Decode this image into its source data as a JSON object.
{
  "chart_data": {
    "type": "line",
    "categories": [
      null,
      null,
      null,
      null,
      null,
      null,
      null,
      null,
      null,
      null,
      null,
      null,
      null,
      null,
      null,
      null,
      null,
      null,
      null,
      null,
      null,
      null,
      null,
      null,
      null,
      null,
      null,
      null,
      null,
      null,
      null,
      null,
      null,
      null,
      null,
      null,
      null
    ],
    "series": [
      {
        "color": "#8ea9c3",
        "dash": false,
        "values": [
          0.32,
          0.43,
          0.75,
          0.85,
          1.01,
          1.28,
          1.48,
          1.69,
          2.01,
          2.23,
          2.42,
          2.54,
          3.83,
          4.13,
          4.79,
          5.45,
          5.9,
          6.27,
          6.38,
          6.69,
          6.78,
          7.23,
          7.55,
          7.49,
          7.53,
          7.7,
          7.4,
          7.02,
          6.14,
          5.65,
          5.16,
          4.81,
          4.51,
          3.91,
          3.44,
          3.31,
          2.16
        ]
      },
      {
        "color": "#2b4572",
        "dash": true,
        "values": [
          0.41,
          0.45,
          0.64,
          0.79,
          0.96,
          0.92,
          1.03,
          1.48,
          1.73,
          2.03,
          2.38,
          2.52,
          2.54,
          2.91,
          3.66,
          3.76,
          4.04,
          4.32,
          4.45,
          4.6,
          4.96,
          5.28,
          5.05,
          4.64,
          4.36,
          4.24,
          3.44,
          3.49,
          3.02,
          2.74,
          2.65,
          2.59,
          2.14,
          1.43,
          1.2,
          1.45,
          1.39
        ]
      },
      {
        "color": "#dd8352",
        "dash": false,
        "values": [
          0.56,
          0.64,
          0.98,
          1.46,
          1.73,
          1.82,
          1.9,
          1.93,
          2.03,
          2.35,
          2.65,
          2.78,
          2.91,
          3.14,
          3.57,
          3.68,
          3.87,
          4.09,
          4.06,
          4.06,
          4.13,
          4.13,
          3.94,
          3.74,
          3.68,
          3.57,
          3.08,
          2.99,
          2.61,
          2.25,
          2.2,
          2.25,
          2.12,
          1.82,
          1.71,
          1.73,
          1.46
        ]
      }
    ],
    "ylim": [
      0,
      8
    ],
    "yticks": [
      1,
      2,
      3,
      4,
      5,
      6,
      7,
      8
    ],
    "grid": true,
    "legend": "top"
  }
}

[Exercise description] Please set down each line of the records exactly as given.

[Final result]
Decode this image into its source data as a JSON object.
{
  "chart_data": {
    "type": "line",
    "categories": [
      null,
      null,
      null,
      null,
      null,
      null,
      null,
      null,
      null,
      null,
      null,
      null,
      null,
      null,
      null,
      null,
      null,
      null,
      null,
      null,
      null,
      null,
      null,
      null,
      null,
      null,
      null,
      null,
      null,
      null,
      null,
      null,
      null,
      null,
      null,
      null,
      null
    ],
    "series": [
      {
        "color": "#8ea9c3",
        "dash": false,
        "values": [
          0.32,
          0.43,
          0.75,
          0.85,
          1.01,
          1.28,
          1.48,
          1.69,
          2.01,
          2.23,
          2.42,
          2.54,
          3.83,
          4.13,
          4.79,
          5.45,
          5.9,
          6.27,
          6.38,
          6.69,
          6.78,
          7.23,
          7.55,
          7.49,
          7.53,
          7.7,
          7.4,
          7.02,
          6.14,
          5.65,
          5.16,
          4.81,
          4.51,
          3.91,
          3.44,
          3.31,
          2.16
        ]
      },
      {
        "color": "#2b4572",
        "dash": true,
        "values": [
          0.41,
          0.45,
          0.64,
          0.79,
          0.96,
          0.92,
          1.03,
          1.48,
          1.73,
          2.03,
          2.38,
          2.52,
          2.54,
          2.91,
          3.66,
          3.76,
          4.04,
          4.32,
          4.45,
          4.6,
          4.96,
          5.28,
          5.05,
          4.64,
          4.36,
          4.24,
          3.44,
          3.49,
          3.02,
          2.74,
          2.65,
          2.59,
          2.14,
          1.43,
          1.2,
          1.45,
          1.39
        ]
      },
      {
        "color": "#dd8352",
        "dash": false,
        "values": [
          0.56,
          0.64,
          0.98,
          1.46,
          1.73,
          1.82,
          1.9,
          1.93,
          2.03,
          2.35,
          2.65,
          2.78,
          2.91,
          3.14,
          3.57,
          3.68,
          3.87,
          4.09,
          4.06,
          4.06,
          4.13,
          4.13,
          3.94,
          3.74,
          3.68,
          3.57,
          3.08,
          2.99,
          2.61,
          2.25,
          2.2,
          2.25,
          2.12,
          1.82,
          1.71,
          1.73,
          1.46
        ]
      }
    ],
    "ylim": [
      0,
      8
    ],
    "yticks": [
      1,
      2,
      3,
      4,
      5,
      6,
      7,
      8
    ],
    "grid": true,
    "legend": "top"
  }
}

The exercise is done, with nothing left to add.